- _Records about charts and figures_
[start]

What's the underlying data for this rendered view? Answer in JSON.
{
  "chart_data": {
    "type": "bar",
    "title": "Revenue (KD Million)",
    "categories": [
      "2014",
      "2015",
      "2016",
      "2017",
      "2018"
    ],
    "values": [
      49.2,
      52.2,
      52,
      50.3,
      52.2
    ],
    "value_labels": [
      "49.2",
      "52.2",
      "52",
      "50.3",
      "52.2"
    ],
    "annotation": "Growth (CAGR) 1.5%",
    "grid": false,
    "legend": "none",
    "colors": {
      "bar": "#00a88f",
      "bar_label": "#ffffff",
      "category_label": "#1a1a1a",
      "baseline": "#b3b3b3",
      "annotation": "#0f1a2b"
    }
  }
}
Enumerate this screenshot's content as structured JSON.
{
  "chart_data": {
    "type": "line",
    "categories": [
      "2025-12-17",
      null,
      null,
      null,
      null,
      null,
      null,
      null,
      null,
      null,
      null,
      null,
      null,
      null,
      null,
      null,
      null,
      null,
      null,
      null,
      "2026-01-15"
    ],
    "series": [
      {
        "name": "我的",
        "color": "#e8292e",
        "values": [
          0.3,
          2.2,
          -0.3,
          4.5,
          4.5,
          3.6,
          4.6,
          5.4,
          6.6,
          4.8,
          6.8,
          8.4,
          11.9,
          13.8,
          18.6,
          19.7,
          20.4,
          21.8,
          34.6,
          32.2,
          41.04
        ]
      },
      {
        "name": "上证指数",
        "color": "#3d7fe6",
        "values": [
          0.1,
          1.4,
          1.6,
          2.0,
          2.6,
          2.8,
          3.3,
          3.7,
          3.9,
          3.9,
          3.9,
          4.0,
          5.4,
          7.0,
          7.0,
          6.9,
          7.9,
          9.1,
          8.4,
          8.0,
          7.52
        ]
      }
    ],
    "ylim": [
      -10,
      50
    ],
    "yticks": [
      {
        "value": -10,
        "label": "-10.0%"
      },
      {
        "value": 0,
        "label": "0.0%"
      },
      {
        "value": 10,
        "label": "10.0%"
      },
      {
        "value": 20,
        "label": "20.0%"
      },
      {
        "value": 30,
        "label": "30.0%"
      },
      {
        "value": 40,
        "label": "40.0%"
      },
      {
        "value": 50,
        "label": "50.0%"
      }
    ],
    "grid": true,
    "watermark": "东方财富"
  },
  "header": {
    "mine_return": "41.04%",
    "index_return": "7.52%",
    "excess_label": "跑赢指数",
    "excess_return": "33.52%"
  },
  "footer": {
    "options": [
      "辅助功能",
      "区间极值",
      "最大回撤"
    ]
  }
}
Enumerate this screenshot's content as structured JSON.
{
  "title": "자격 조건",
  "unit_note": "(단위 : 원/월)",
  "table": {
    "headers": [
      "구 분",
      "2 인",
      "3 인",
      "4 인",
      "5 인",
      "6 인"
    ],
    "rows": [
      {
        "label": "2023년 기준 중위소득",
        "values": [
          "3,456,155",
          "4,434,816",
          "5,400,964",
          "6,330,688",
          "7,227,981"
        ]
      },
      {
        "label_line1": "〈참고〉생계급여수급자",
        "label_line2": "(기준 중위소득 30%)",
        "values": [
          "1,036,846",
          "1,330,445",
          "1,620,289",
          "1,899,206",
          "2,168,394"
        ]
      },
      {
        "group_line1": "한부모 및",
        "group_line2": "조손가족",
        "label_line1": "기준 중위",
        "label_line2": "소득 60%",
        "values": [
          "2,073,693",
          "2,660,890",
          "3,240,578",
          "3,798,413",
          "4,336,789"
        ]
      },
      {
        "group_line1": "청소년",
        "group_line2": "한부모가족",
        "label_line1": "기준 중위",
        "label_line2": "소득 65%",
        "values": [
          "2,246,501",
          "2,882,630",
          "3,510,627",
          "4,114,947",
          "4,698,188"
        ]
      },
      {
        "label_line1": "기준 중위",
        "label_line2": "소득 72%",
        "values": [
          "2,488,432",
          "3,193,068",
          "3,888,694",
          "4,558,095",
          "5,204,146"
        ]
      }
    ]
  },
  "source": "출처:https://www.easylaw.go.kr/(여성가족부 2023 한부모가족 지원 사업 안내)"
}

[end]

- _Goal_
From the listing above, copy out each line where the word "title" appears.

- _Task solution_
    "title": "Revenue (KD Million)",
  "title": "자격 조건",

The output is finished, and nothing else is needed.